--- BEGIN Records provided ---

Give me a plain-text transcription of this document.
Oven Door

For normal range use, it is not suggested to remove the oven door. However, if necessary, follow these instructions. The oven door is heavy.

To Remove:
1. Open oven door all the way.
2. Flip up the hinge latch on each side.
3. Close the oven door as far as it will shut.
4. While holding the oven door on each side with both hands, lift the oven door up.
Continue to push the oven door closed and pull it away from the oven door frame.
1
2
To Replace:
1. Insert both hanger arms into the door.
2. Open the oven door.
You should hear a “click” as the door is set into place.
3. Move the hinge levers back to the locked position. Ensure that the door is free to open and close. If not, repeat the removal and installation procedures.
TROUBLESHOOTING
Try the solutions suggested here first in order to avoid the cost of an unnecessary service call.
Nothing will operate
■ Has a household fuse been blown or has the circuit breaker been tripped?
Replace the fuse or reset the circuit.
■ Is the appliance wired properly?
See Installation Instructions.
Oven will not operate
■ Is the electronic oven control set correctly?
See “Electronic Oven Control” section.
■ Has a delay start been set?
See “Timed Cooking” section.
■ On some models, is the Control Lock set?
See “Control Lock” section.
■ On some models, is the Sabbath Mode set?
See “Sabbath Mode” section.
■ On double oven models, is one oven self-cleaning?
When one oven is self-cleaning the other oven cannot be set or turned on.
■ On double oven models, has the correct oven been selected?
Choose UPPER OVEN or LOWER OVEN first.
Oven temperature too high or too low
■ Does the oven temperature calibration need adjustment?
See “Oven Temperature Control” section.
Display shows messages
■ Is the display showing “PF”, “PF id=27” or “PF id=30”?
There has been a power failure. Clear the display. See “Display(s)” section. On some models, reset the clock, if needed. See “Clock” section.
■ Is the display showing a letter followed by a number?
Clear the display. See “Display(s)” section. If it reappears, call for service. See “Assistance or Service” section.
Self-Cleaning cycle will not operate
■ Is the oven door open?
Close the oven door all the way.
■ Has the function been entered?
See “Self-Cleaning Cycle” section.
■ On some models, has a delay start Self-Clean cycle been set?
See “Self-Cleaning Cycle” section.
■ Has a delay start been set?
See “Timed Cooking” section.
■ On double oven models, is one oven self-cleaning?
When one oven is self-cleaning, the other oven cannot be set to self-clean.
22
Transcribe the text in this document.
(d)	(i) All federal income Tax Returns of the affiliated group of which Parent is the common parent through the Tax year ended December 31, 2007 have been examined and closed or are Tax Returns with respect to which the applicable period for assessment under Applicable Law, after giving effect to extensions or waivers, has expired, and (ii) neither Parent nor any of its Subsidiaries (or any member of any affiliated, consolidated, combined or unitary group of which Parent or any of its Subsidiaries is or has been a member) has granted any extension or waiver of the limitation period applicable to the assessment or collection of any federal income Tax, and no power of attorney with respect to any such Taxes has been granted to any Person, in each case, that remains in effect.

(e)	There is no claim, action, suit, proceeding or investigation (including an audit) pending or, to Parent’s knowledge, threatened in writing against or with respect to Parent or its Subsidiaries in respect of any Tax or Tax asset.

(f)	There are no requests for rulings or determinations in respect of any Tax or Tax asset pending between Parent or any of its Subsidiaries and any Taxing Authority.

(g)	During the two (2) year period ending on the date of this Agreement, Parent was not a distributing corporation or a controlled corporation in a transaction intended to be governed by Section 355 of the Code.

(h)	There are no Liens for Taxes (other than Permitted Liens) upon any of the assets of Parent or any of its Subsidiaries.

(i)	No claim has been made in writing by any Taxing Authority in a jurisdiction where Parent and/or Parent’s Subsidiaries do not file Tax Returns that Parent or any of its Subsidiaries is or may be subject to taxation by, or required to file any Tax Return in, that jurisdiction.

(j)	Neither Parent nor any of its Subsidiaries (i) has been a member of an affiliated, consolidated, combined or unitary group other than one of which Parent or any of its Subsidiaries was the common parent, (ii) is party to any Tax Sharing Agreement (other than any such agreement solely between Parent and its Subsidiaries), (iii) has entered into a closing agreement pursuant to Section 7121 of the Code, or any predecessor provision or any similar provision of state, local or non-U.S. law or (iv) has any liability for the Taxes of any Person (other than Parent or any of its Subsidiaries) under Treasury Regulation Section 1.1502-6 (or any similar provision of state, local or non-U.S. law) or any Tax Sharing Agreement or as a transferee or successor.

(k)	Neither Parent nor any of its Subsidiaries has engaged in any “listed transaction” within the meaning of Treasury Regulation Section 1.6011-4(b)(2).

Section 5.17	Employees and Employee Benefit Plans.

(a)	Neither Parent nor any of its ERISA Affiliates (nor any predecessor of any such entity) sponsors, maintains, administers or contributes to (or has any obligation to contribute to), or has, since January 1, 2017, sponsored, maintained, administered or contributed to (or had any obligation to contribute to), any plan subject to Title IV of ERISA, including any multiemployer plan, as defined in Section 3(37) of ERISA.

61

--- END Records provided ---

▶ **Short problem**:
From the material above, copy each line that includes the word "fuse".

▶ **Answer below**:
■ Has a household fuse been blown or has the circuit breaker been tripped?
Replace the fuse or reset the circuit.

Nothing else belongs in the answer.